→ **Set exercise**: Pull out each line of the rows below that contains the string "footer". Case counts.

→ **Material for the task**:
___

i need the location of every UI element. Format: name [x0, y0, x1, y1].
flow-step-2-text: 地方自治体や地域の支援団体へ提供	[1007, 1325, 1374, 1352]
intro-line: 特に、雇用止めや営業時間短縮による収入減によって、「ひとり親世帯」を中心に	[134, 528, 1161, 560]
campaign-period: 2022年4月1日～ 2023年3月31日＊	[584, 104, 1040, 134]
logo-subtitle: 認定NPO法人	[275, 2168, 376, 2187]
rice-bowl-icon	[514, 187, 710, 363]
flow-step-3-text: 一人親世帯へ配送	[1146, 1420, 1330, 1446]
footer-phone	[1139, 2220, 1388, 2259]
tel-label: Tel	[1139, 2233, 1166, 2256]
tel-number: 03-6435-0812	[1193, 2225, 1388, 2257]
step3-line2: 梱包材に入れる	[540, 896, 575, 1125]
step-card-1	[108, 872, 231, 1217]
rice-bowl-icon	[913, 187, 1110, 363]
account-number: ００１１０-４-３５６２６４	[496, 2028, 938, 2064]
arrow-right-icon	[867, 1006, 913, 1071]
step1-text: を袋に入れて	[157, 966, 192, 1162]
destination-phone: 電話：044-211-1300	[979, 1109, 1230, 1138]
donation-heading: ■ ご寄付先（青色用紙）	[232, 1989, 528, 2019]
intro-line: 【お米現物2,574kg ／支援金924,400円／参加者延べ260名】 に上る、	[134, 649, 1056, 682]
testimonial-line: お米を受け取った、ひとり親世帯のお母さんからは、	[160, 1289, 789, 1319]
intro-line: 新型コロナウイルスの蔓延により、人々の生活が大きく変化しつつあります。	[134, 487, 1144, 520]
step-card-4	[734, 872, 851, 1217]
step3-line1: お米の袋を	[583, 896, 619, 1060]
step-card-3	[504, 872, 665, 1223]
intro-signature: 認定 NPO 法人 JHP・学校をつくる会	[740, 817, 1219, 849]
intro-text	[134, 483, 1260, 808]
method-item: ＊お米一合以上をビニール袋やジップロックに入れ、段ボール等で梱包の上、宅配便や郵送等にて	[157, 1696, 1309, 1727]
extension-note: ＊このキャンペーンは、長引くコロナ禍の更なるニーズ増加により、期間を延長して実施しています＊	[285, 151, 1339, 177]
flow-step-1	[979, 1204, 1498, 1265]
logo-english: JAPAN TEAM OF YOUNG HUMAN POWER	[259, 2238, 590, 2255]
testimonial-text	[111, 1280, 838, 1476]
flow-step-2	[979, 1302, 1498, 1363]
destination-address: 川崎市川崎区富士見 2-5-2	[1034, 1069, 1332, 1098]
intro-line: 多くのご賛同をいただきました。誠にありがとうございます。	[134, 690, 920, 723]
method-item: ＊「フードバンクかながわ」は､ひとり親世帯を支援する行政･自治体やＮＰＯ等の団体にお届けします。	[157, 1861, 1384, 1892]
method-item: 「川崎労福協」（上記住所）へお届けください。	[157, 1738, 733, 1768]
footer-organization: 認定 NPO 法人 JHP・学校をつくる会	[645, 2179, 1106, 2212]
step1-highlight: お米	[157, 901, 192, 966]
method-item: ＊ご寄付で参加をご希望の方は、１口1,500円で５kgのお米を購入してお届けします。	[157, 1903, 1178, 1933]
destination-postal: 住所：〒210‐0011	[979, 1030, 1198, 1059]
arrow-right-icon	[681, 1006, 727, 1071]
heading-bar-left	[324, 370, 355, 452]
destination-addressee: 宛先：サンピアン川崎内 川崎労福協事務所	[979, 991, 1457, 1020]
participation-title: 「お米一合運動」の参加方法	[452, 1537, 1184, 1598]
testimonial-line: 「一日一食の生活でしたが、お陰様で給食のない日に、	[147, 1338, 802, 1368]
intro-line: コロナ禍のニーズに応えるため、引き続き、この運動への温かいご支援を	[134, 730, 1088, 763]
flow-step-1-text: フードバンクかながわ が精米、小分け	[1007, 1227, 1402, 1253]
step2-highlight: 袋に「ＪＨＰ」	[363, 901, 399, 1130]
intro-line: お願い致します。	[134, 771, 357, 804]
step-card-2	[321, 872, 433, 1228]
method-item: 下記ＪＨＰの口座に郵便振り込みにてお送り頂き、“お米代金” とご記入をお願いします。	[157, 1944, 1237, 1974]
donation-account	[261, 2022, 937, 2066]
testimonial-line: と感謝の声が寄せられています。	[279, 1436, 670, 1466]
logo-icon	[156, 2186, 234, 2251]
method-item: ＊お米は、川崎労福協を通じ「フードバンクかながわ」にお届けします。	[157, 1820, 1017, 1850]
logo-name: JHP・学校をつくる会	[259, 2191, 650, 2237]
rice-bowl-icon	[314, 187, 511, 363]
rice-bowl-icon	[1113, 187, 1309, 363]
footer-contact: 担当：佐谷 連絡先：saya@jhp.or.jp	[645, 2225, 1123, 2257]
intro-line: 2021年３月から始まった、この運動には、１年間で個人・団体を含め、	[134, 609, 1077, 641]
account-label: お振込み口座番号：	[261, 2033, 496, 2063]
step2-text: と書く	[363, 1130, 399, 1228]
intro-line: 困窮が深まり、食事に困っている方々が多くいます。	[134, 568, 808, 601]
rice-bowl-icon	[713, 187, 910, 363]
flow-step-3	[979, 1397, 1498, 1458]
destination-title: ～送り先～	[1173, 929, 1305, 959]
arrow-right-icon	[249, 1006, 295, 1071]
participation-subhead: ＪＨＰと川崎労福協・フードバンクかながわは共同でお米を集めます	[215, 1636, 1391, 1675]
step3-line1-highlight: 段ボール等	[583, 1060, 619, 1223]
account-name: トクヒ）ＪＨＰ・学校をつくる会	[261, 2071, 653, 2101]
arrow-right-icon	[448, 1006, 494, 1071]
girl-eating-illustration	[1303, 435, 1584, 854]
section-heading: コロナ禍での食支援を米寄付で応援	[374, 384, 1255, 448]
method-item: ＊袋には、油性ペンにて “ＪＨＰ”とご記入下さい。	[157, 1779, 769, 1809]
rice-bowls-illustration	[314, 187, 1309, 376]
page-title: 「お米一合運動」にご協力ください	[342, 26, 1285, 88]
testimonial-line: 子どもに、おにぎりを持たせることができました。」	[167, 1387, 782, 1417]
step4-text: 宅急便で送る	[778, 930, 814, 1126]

___

→ **Full solution**:
footer-phone	[1139, 2220, 1388, 2259]
footer-organization: 認定 NPO 法人 JHP・学校をつくる会	[645, 2179, 1106, 2212]
footer-contact: 担当：佐谷 連絡先：saya@jhp.or.jp	[645, 2225, 1123, 2257]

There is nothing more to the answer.